# Dataset

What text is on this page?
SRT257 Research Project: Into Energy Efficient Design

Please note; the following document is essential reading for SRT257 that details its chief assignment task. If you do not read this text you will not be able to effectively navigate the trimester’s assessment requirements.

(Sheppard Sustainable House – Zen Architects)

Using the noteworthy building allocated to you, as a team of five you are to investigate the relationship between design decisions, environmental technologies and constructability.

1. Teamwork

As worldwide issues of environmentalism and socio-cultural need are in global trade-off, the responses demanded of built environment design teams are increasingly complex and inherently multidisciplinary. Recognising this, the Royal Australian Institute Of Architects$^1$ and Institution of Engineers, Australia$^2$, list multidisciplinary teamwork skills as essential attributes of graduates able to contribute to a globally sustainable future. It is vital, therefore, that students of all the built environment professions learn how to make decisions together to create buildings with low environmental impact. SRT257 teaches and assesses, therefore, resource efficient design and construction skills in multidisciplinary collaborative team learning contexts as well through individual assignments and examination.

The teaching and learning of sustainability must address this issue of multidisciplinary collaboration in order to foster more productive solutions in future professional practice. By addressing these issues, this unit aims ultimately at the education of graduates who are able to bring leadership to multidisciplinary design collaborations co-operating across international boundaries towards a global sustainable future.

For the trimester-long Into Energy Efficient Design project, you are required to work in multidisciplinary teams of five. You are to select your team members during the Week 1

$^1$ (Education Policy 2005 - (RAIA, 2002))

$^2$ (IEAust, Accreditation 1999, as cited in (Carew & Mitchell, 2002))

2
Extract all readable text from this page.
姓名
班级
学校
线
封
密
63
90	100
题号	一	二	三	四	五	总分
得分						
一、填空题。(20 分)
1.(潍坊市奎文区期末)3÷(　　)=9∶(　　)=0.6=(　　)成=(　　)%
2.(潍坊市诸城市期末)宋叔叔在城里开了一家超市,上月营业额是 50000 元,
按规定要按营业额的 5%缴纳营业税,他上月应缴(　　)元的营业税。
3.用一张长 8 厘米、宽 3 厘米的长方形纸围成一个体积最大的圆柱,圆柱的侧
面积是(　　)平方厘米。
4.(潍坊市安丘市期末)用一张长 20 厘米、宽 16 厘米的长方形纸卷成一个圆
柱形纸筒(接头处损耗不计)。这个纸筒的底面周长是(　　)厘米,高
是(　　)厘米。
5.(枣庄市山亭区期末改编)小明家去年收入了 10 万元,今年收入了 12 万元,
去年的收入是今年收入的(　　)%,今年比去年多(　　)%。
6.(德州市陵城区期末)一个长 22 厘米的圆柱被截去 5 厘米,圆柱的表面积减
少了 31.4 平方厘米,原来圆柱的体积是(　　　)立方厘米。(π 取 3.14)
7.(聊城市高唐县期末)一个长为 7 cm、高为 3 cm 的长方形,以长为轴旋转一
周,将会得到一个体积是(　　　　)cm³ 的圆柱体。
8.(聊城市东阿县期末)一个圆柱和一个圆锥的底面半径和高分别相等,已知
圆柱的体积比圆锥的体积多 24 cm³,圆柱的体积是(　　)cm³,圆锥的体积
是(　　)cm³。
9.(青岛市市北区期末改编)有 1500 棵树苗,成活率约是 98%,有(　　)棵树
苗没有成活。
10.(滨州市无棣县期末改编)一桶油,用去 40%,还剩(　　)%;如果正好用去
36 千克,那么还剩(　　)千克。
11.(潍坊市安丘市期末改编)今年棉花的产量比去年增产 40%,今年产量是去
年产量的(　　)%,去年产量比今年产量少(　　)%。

# Task to carry out
Which lines above contain "teams"? Show each of them.

# Full solution
As worldwide issues of environmentalism and socio-cultural need are in global trade-off, the responses demanded of built environment design teams are increasingly complex and inherently multidisciplinary. Recognising this, the Royal Australian Institute Of Architects$^1$ and Institution of Engineers, Australia$^2$, list multidisciplinary teamwork skills as essential attributes of graduates able to contribute to a globally sustainable future. It is vital, therefore, that students of all the built environment professions learn how to make decisions together to create buildings with low environmental impact. SRT257 teaches and assesses, therefore, resource efficient design and construction skills in multidisciplinary collaborative team learning contexts as well through individual assignments and examination.
For the trimester-long Into Energy Efficient Design project, you are required to work in multidisciplinary teams of five. You are to select your team members during the Week 1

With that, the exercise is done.